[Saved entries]
╔══

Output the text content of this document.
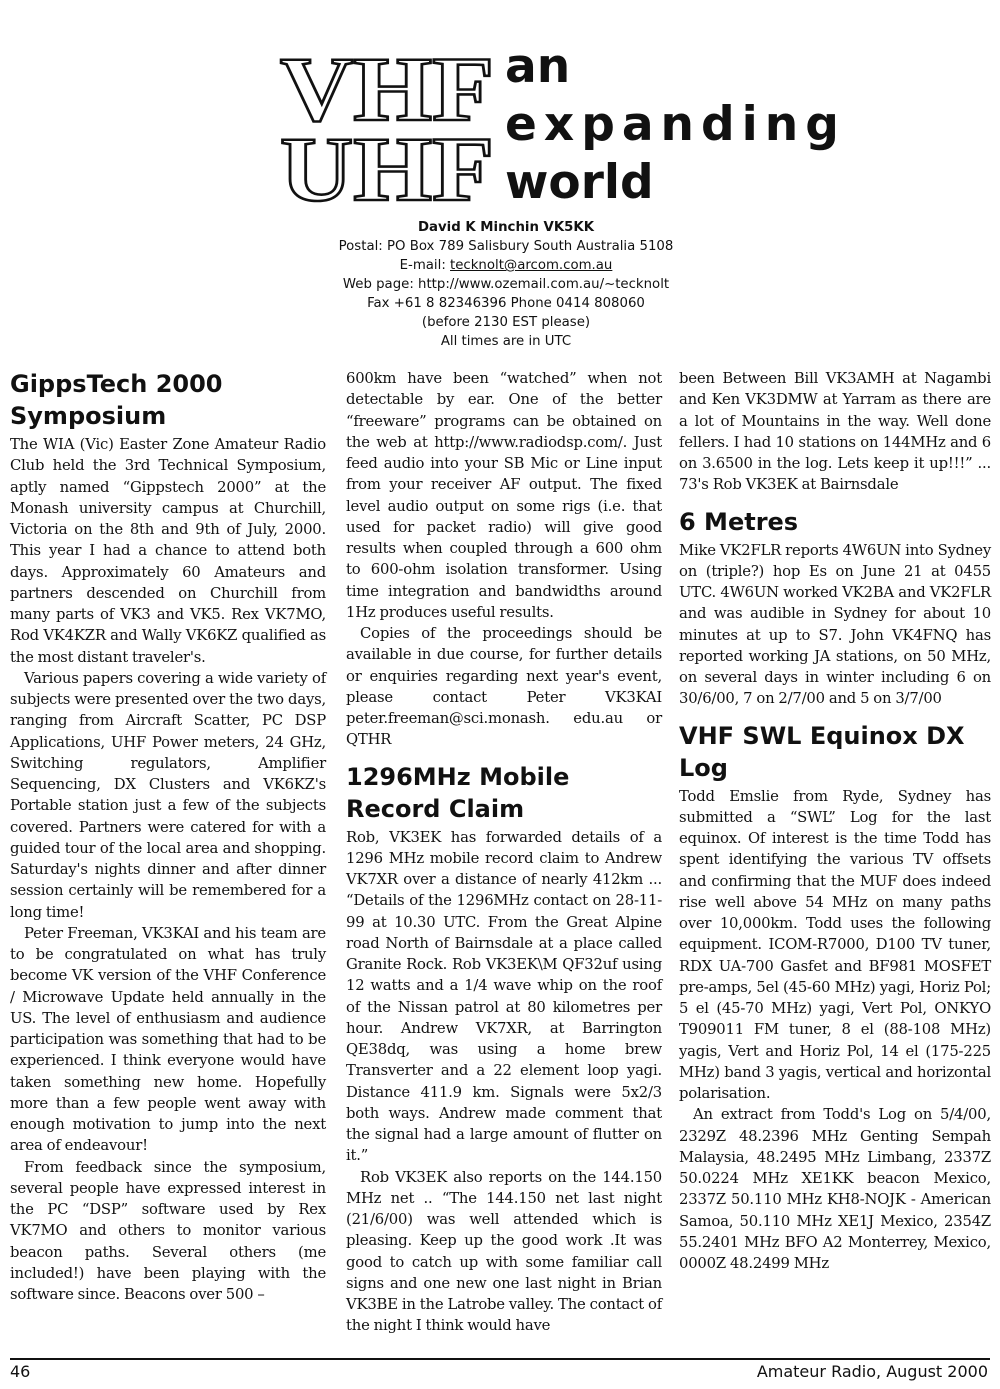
VHF
UHF
an
expanding
world
David K Minchin VK5KK
Postal: PO Box 789 Salisbury South Australia 5108
E-mail: tecknolt@arcom.com.au
Web page: http://www.ozemail.com.au/~tecknolt
Fax +61 8 82346396 Phone 0414 808060
(before 2130 EST please)
All times are in UTC
GippsTech 2000 Symposium
The WIA (Vic) Easter Zone Amateur Radio Club held the 3rd Technical Symposium, aptly named “Gippstech 2000” at the Monash university campus at Churchill, Victoria on the 8th and 9th of July, 2000. This year I had a chance to attend both days. Approximately 60 Amateurs and partners descended on Churchill from many parts of VK3 and VK5. Rex VK7MO, Rod VK4KZR and Wally VK6KZ qualified as the most distant traveler's.
Various papers covering a wide variety of subjects were presented over the two days, ranging from Aircraft Scatter, PC DSP Applications, UHF Power meters, 24 GHz, Switching regulators, Amplifier Sequencing, DX Clusters and VK6KZ's Portable station just a few of the subjects covered. Partners were catered for with a guided tour of the local area and shopping. Saturday's nights dinner and after dinner session certainly will be remembered for a long time!
Peter Freeman, VK3KAI and his team are to be congratulated on what has truly become VK version of the VHF Conference / Microwave Update held annually in the US. The level of enthusiasm and audience participation was something that had to be experienced. I think everyone would have taken something new home. Hopefully more than a few people went away with enough motivation to jump into the next area of endeavour!
From feedback since the symposium, several people have expressed interest in the PC “DSP” software used by Rex VK7MO and others to monitor various beacon paths. Several others (me included!) have been playing with the software since. Beacons over 500 –
600km have been “watched” when not detectable by ear. One of the better “freeware” programs can be obtained on the web at http://www.radiodsp.com/. Just feed audio into your SB Mic or Line input from your receiver AF output. The fixed level audio output on some rigs (i.e. that used for packet radio) will give good results when coupled through a 600 ohm to 600-ohm isolation transformer. Using time integration and bandwidths around 1Hz produces useful results.
Copies of the proceedings should be available in due course, for further details or enquiries regarding next year's event, please contact Peter VK3KAI peter.freeman@sci.monash. edu.au or QTHR
1296MHz Mobile Record Claim
Rob, VK3EK has forwarded details of a 1296 MHz mobile record claim to Andrew VK7XR over a distance of nearly 412km ... “Details of the 1296MHz contact on 28-11-99 at 10.30 UTC. From the Great Alpine road North of Bairnsdale at a place called Granite Rock. Rob VK3EK\M QF32uf using 12 watts and a 1/4 wave whip on the roof of the Nissan patrol at 80 kilometres per hour. Andrew VK7XR, at Barrington QE38dq, was using a home brew Transverter and a 22 element loop yagi. Distance 411.9 km. Signals were 5x2/3 both ways. Andrew made comment that the signal had a large amount of flutter on it.”
Rob VK3EK also reports on the 144.150 MHz net .. “The 144.150 net last night (21/6/00) was well attended which is pleasing. Keep up the good work .It was good to catch up with some familiar call signs and one new one last night in Brian VK3BE in the Latrobe valley. The contact of the night I think would have
been Between Bill VK3AMH at Nagambi and Ken VK3DMW at Yarram as there are a lot of Mountains in the way. Well done fellers. I had 10 stations on 144MHz and 6 on 3.6500 in the log. Lets keep it up!!!” ... 73's Rob VK3EK at Bairnsdale
6 Metres
Mike VK2FLR reports 4W6UN into Sydney on (triple?) hop Es on June 21 at 0455 UTC. 4W6UN worked VK2BA and VK2FLR and was audible in Sydney for about 10 minutes at up to S7. John VK4FNQ has reported working JA stations, on 50 MHz, on several days in winter including 6 on 30/6/00, 7 on 2/7/00 and 5 on 3/7/00
VHF SWL Equinox DX Log
Todd Emslie from Ryde, Sydney has submitted a “SWL” Log for the last equinox. Of interest is the time Todd has spent identifying the various TV offsets and confirming that the MUF does indeed rise well above 54 MHz on many paths over 10,000km. Todd uses the following equipment. ICOM-R7000, D100 TV tuner, RDX UA-700 Gasfet and BF981 MOSFET pre-amps, 5el (45-60 MHz) yagi, Horiz Pol; 5 el (45-70 MHz) yagi, Vert Pol, ONKYO T909011 FM tuner, 8 el (88-108 MHz) yagis, Vert and Horiz Pol, 14 el (175-225 MHz) band 3 yagis, vertical and horizontal polarisation.
An extract from Todd's Log on 5/4/00, 2329Z 48.2396 MHz Genting Sempah Malaysia, 48.2495 MHz Limbang, 2337Z 50.0224 MHz XE1KK beacon Mexico, 2337Z 50.110 MHz KH8-NOJK - American Samoa, 50.110 MHz XE1J Mexico, 2354Z 55.2401 MHz BFO A2 Monterrey, Mexico, 0000Z 48.2499 MHz
46	Amateur Radio, August 2000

╚══

* **To do**
Every record above should come back exactly, but without its pictures.

* **Answer for this exercise**
Output the text content of this document.
VHF
UHF
an
expanding
world
David K Minchin VK5KK
Postal: PO Box 789 Salisbury South Australia 5108
E-mail: tecknolt@arcom.com.au
Web page: http://www.ozemail.com.au/~tecknolt
Fax +61 8 82346396 Phone 0414 808060
(before 2130 EST please)
All times are in UTC
GippsTech 2000 Symposium
The WIA (Vic) Easter Zone Amateur Radio Club held the 3rd Technical Symposium, aptly named “Gippstech 2000” at the Monash university campus at Churchill, Victoria on the 8th and 9th of July, 2000. This year I had a chance to attend both days. Approximately 60 Amateurs and partners descended on Churchill from many parts of VK3 and VK5. Rex VK7MO, Rod VK4KZR and Wally VK6KZ qualified as the most distant traveler's.
Various papers covering a wide variety of subjects were presented over the two days, ranging from Aircraft Scatter, PC DSP Applications, UHF Power meters, 24 GHz, Switching regulators, Amplifier Sequencing, DX Clusters and VK6KZ's Portable station just a few of the subjects covered. Partners were catered for with a guided tour of the local area and shopping. Saturday's nights dinner and after dinner session certainly will be remembered for a long time!
Peter Freeman, VK3KAI and his team are to be congratulated on what has truly become VK version of the VHF Conference / Microwave Update held annually in the US. The level of enthusiasm and audience participation was something that had to be experienced. I think everyone would have taken something new home. Hopefully more than a few people went away with enough motivation to jump into the next area of endeavour!
From feedback since the symposium, several people have expressed interest in the PC “DSP” software used by Rex VK7MO and others to monitor various beacon paths. Several others (me included!) have been playing with the software since. Beacons over 500 –
600km have been “watched” when not detectable by ear. One of the better “freeware” programs can be obtained on the web at http://www.radiodsp.com/. Just feed audio into your SB Mic or Line input from your receiver AF output. The fixed level audio output on some rigs (i.e. that used for packet radio) will give good results when coupled through a 600 ohm to 600-ohm isolation transformer. Using time integration and bandwidths around 1Hz produces useful results.
Copies of the proceedings should be available in due course, for further details or enquiries regarding next year's event, please contact Peter VK3KAI peter.freeman@sci.monash. edu.au or QTHR
1296MHz Mobile Record Claim
Rob, VK3EK has forwarded details of a 1296 MHz mobile record claim to Andrew VK7XR over a distance of nearly 412km ... “Details of the 1296MHz contact on 28-11-99 at 10.30 UTC. From the Great Alpine road North of Bairnsdale at a place called Granite Rock. Rob VK3EK\M QF32uf using 12 watts and a 1/4 wave whip on the roof of the Nissan patrol at 80 kilometres per hour. Andrew VK7XR, at Barrington QE38dq, was using a home brew Transverter and a 22 element loop yagi. Distance 411.9 km. Signals were 5x2/3 both ways. Andrew made comment that the signal had a large amount of flutter on it.”
Rob VK3EK also reports on the 144.150 MHz net .. “The 144.150 net last night (21/6/00) was well attended which is pleasing. Keep up the good work .It was good to catch up with some familiar call signs and one new one last night in Brian VK3BE in the Latrobe valley. The contact of the night I think would have
been Between Bill VK3AMH at Nagambi and Ken VK3DMW at Yarram as there are a lot of Mountains in the way. Well done fellers. I had 10 stations on 144MHz and 6 on 3.6500 in the log. Lets keep it up!!!” ... 73's Rob VK3EK at Bairnsdale
6 Metres
Mike VK2FLR reports 4W6UN into Sydney on (triple?) hop Es on June 21 at 0455 UTC. 4W6UN worked VK2BA and VK2FLR and was audible in Sydney for about 10 minutes at up to S7. John VK4FNQ has reported working JA stations, on 50 MHz, on several days in winter including 6 on 30/6/00, 7 on 2/7/00 and 5 on 3/7/00
VHF SWL Equinox DX Log
Todd Emslie from Ryde, Sydney has submitted a “SWL” Log for the last equinox. Of interest is the time Todd has spent identifying the various TV offsets and confirming that the MUF does indeed rise well above 54 MHz on many paths over 10,000km. Todd uses the following equipment. ICOM-R7000, D100 TV tuner, RDX UA-700 Gasfet and BF981 MOSFET pre-amps, 5el (45-60 MHz) yagi, Horiz Pol; 5 el (45-70 MHz) yagi, Vert Pol, ONKYO T909011 FM tuner, 8 el (88-108 MHz) yagis, Vert and Horiz Pol, 14 el (175-225 MHz) band 3 yagis, vertical and horizontal polarisation.
An extract from Todd's Log on 5/4/00, 2329Z 48.2396 MHz Genting Sempah Malaysia, 48.2495 MHz Limbang, 2337Z 50.0224 MHz XE1KK beacon Mexico, 2337Z 50.110 MHz KH8-NOJK - American Samoa, 50.110 MHz XE1J Mexico, 2354Z 55.2401 MHz BFO A2 Monterrey, Mexico, 0000Z 48.2499 MHz
46	Amateur Radio, August 2000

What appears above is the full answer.